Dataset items
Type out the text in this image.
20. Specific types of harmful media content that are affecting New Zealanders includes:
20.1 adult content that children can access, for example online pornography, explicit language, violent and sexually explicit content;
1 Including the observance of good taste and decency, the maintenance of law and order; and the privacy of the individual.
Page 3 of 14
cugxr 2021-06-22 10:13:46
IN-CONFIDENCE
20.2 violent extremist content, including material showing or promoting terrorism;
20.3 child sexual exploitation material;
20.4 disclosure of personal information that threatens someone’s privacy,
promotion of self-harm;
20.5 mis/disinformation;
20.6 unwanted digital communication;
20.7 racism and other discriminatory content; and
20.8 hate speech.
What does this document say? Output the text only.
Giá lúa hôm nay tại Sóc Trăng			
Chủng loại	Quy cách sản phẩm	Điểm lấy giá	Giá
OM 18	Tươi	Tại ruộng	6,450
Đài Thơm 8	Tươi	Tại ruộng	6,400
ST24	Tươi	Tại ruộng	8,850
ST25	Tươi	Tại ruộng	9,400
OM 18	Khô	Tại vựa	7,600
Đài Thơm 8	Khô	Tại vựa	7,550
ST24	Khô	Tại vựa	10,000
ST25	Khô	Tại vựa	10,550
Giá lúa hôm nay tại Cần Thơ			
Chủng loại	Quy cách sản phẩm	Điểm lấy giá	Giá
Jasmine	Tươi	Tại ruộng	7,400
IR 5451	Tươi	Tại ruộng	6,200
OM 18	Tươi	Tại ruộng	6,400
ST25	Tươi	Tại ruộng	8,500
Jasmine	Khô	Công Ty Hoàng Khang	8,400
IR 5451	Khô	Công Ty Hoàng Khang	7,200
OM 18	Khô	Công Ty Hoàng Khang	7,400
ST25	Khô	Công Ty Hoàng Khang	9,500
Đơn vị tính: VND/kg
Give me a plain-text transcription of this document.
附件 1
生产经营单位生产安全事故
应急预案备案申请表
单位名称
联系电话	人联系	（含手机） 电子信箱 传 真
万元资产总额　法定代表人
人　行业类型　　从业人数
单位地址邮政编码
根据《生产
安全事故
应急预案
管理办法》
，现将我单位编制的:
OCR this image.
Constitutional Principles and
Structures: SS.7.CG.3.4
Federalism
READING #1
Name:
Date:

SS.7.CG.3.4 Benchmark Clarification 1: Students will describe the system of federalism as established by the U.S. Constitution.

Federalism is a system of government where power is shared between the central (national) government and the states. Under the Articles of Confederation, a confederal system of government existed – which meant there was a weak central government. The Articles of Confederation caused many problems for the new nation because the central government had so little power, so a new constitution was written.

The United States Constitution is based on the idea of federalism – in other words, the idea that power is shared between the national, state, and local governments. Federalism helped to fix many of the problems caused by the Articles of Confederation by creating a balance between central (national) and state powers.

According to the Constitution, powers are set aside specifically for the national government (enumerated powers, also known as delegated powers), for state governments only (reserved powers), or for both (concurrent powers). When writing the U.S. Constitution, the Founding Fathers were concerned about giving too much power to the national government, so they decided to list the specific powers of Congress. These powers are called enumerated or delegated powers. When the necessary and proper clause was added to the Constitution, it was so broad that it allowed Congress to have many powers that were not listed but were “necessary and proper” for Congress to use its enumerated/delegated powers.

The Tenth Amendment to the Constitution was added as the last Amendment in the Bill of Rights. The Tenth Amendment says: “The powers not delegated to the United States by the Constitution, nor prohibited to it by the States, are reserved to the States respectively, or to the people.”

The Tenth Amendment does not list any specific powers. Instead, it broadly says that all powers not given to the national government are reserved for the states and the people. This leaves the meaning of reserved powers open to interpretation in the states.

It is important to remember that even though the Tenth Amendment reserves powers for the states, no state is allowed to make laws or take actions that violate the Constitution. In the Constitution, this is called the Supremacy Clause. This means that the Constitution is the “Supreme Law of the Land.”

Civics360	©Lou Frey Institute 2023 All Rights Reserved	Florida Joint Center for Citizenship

| What to do |
Transcribe the data. Leave every line exactly as it is.

| Solution below |
Type out the text in this image.
20. Specific types of harmful media content that are affecting New Zealanders includes:
20.1 adult content that children can access, for example online pornography, explicit language, violent and sexually explicit content;
1 Including the observance of good taste and decency, the maintenance of law and order; and the privacy of the individual.
Page 3 of 14
cugxr 2021-06-22 10:13:46
IN-CONFIDENCE
20.2 violent extremist content, including material showing or promoting terrorism;
20.3 child sexual exploitation material;
20.4 disclosure of personal information that threatens someone’s privacy,
promotion of self-harm;
20.5 mis/disinformation;
20.6 unwanted digital communication;
20.7 racism and other discriminatory content; and
20.8 hate speech.
What does this document say? Output the text only.
Giá lúa hôm nay tại Sóc Trăng			
Chủng loại	Quy cách sản phẩm	Điểm lấy giá	Giá
OM 18	Tươi	Tại ruộng	6,450
Đài Thơm 8	Tươi	Tại ruộng	6,400
ST24	Tươi	Tại ruộng	8,850
ST25	Tươi	Tại ruộng	9,400
OM 18	Khô	Tại vựa	7,600
Đài Thơm 8	Khô	Tại vựa	7,550
ST24	Khô	Tại vựa	10,000
ST25	Khô	Tại vựa	10,550
Giá lúa hôm nay tại Cần Thơ			
Chủng loại	Quy cách sản phẩm	Điểm lấy giá	Giá
Jasmine	Tươi	Tại ruộng	7,400
IR 5451	Tươi	Tại ruộng	6,200
OM 18	Tươi	Tại ruộng	6,400
ST25	Tươi	Tại ruộng	8,500
Jasmine	Khô	Công Ty Hoàng Khang	8,400
IR 5451	Khô	Công Ty Hoàng Khang	7,200
OM 18	Khô	Công Ty Hoàng Khang	7,400
ST25	Khô	Công Ty Hoàng Khang	9,500
Đơn vị tính: VND/kg
Give me a plain-text transcription of this document.
附件 1
生产经营单位生产安全事故
应急预案备案申请表
单位名称
联系电话	人联系	（含手机） 电子信箱 传 真
万元资产总额　法定代表人
人　行业类型　　从业人数
单位地址邮政编码
根据《生产
安全事故
应急预案
管理办法》
，现将我单位编制的:
OCR this image.
Constitutional Principles and
Structures: SS.7.CG.3.4
Federalism
READING #1
Name:
Date:

SS.7.CG.3.4 Benchmark Clarification 1: Students will describe the system of federalism as established by the U.S. Constitution.

Federalism is a system of government where power is shared between the central (national) government and the states. Under the Articles of Confederation, a confederal system of government existed – which meant there was a weak central government. The Articles of Confederation caused many problems for the new nation because the central government had so little power, so a new constitution was written.

The United States Constitution is based on the idea of federalism – in other words, the idea that power is shared between the national, state, and local governments. Federalism helped to fix many of the problems caused by the Articles of Confederation by creating a balance between central (national) and state powers.

According to the Constitution, powers are set aside specifically for the national government (enumerated powers, also known as delegated powers), for state governments only (reserved powers), or for both (concurrent powers). When writing the U.S. Constitution, the Founding Fathers were concerned about giving too much power to the national government, so they decided to list the specific powers of Congress. These powers are called enumerated or delegated powers. When the necessary and proper clause was added to the Constitution, it was so broad that it allowed Congress to have many powers that were not listed but were “necessary and proper” for Congress to use its enumerated/delegated powers.

The Tenth Amendment to the Constitution was added as the last Amendment in the Bill of Rights. The Tenth Amendment says: “The powers not delegated to the United States by the Constitution, nor prohibited to it by the States, are reserved to the States respectively, or to the people.”

The Tenth Amendment does not list any specific powers. Instead, it broadly says that all powers not given to the national government are reserved for the states and the people. This leaves the meaning of reserved powers open to interpretation in the states.

It is important to remember that even though the Tenth Amendment reserves powers for the states, no state is allowed to make laws or take actions that violate the Constitution. In the Constitution, this is called the Supremacy Clause. This means that the Constitution is the “Supreme Law of the Land.”

Civics360	©Lou Frey Institute 2023 All Rights Reserved	Florida Joint Center for Citizenship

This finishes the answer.